Exercise task: Extract each line containing the string "加快发展".

Dataset extract:
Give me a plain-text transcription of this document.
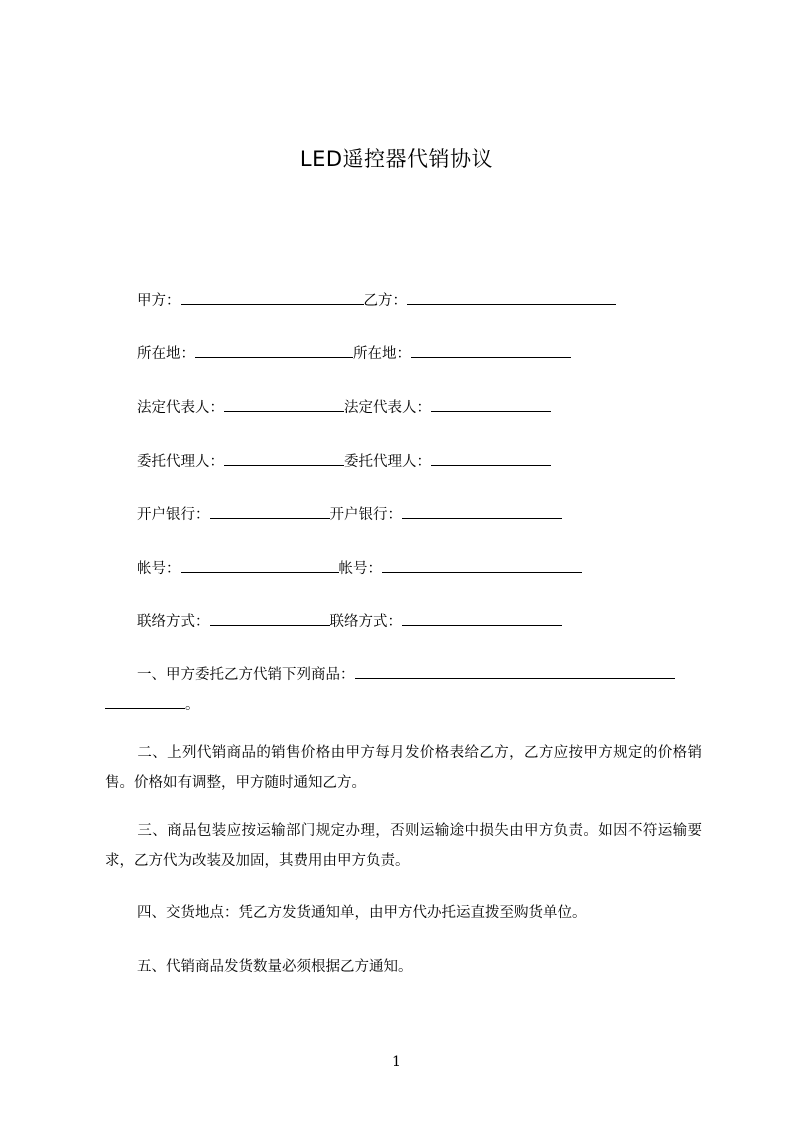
LED遥控器代销协议
甲方：	乙方：
所在地：	所在地：
法定代表人：	法定代表人：
委托代理人：	委托代理人：
开户银行：	开户银行：
帐号：	帐号：
联络方式：	联络方式：
一、甲方委托乙方代销下列商品：
。
二、上列代销商品的销售价格由甲方每月发价格表给乙方，乙方应按甲方规定的价格销售。价格如有调整，甲方随时通知乙方。
三、商品包装应按运输部门规定办理，否则运输途中损失由甲方负责。如因不符运输要求，乙方代为改装及加固，其费用由甲方负责。
四、交货地点：凭乙方发货通知单，由甲方代办托运直拨至购货单位。
五、代销商品发货数量必须根据乙方通知。
1
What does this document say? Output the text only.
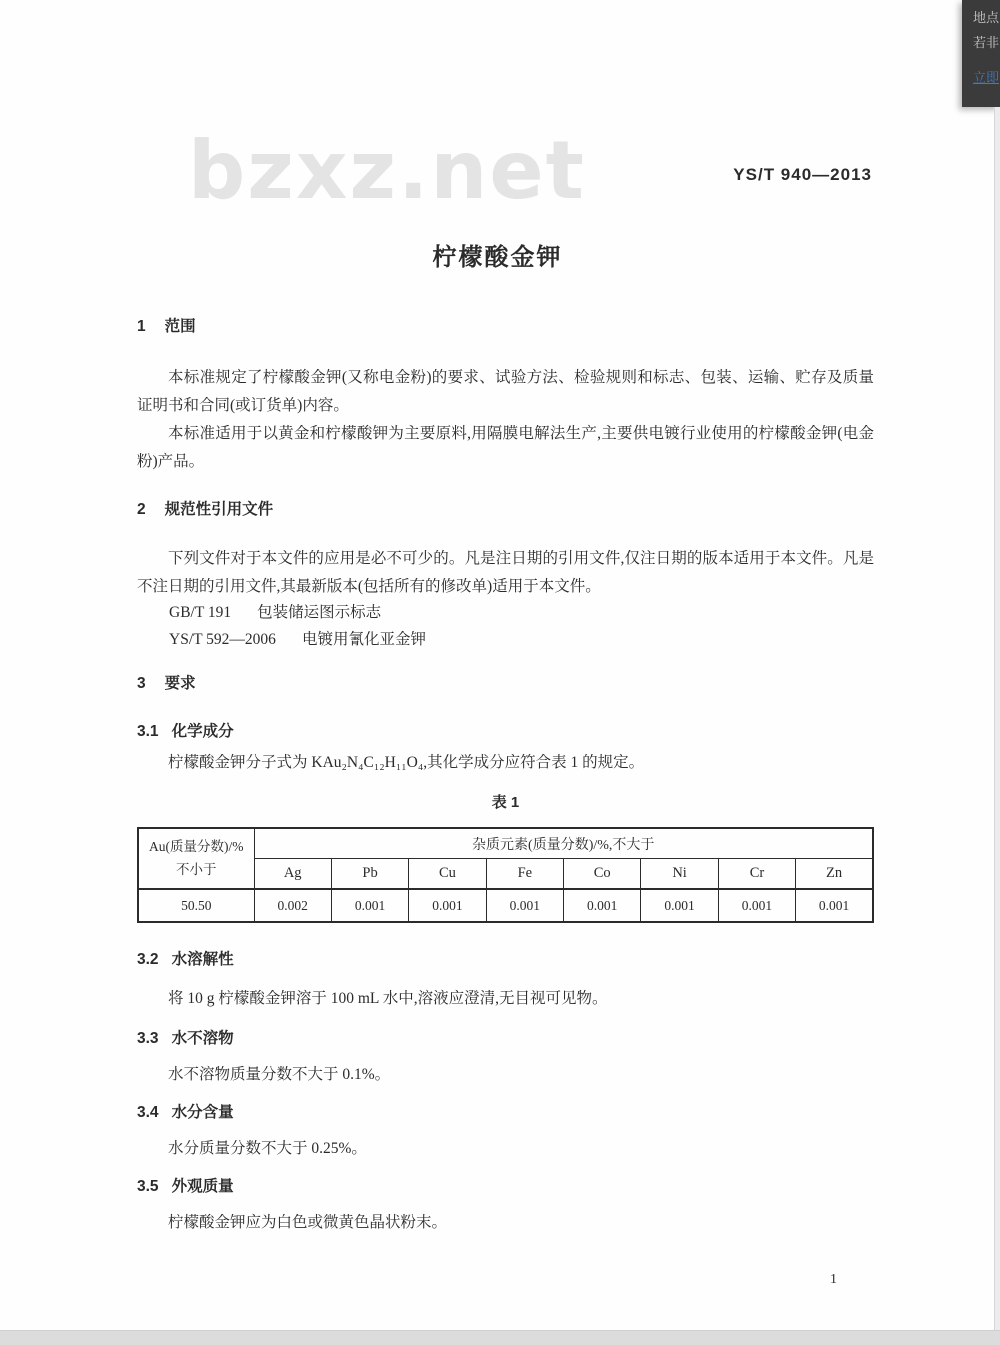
bzxz.net	YS/T 940—2013
柠檬酸金钾
1 范围

本标准规定了柠檬酸金钾(又称电金粉)的要求、试验方法、检验规则和标志、包装、运输、贮存及质量证明书和合同(或订货单)内容。

本标准适用于以黄金和柠檬酸钾为主要原料,用隔膜电解法生产,主要供电镀行业使用的柠檬酸金钾(电金粉)产品。

2 规范性引用文件

下列文件对于本文件的应用是必不可少的。凡是注日期的引用文件,仅注日期的版本适用于本文件。凡是不注日期的引用文件,其最新版本(包括所有的修改单)适用于本文件。

GB/T 191 包装储运图示标志
YS/T 592—2006 电镀用氰化亚金钾
3 要求
3.1 化学成分
柠檬酸金钾分子式为 KAu₂N₄C₁₂H₁₁O₄,其化学成分应符合表 1 的规定。
表 1
Au(质量分数)/%
不小于	杂质元素(质量分数)/%,不大于							
	Ag	Pb	Cu	Fe	Co	Ni	Cr	Zn
50.50	0.002	0.001	0.001	0.001	0.001	0.001	0.001	0.001
3.2 水溶解性
将 10 g 柠檬酸金钾溶于 100 mL 水中,溶液应澄清,无目视可见物。
3.3 水不溶物
水不溶物质量分数不大于 0.1%。
3.4 水分含量
水分质量分数不大于 0.25%。
3.5 外观质量
柠檬酸金钾应为白色或微黄色晶状粉末。
1
地点
若非
立即
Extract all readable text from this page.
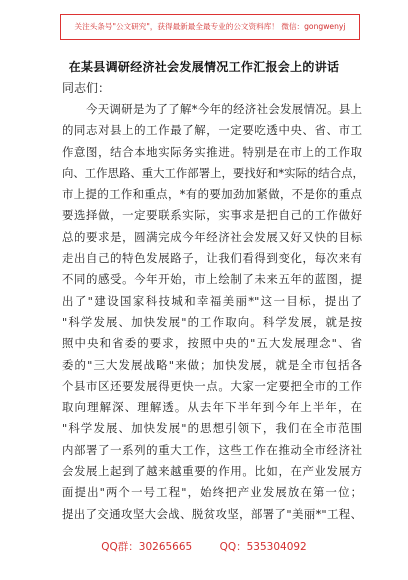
关注头条号"公文研究"，获得最新最全最专业的公文资料库！ 微信：gongwenyj
在某县调研经济社会发展情况工作汇报会上的讲话
同志们：
今天调研是为了了解*今年的经济社会发展情况。县上
的同志对县上的工作最了解，一定要吃透中央、省、市工
作意图，结合本地实际务实推进。特别是在市上的工作取
向、工作思路、重大工作部署上，要找好和*实际的结合点，
市上提的工作和重点，*有的要加劲加紧做，不是你的重点
要选择做，一定要联系实际，实事求是把自己的工作做好
总的要求是，圆满完成今年经济社会发展又好又快的目标
走出自己的特色发展路子，让我们看得到变化，每次来有
不同的感受。今年开始，市上绘制了未来五年的蓝图，提
出了"建设国家科技城和幸福美丽*"这一目标，提出了
"科学发展、加快发展"的工作取向。科学发展，就是按
照中央和省委的要求，按照中央的"五大发展理念"、省
委的"三大发展战略"来做；加快发展，就是全市包括各
个县市区还要发展得更快一点。大家一定要把全市的工作
取向理解深、理解透。从去年下半年到今年上半年，在
"科学发展、加快发展"的思想引领下，我们在全市范围
内部署了一系列的重大工作，这些工作在推动全市经济社
会发展上起到了越来越重要的作用。比如，在产业发展方
面提出"两个一号工程"，始终把产业发展放在第一位；
提出了交通攻坚大会战、脱贫攻坚，部署了"美丽*"工程、
QQ群：30265665	QQ：535304092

Task output:
"科学发展、加快发展"的工作取向。科学发展，就是按
委的"三大发展战略"来做；加快发展，就是全市包括各
"科学发展、加快发展"的思想引领下，我们在全市范围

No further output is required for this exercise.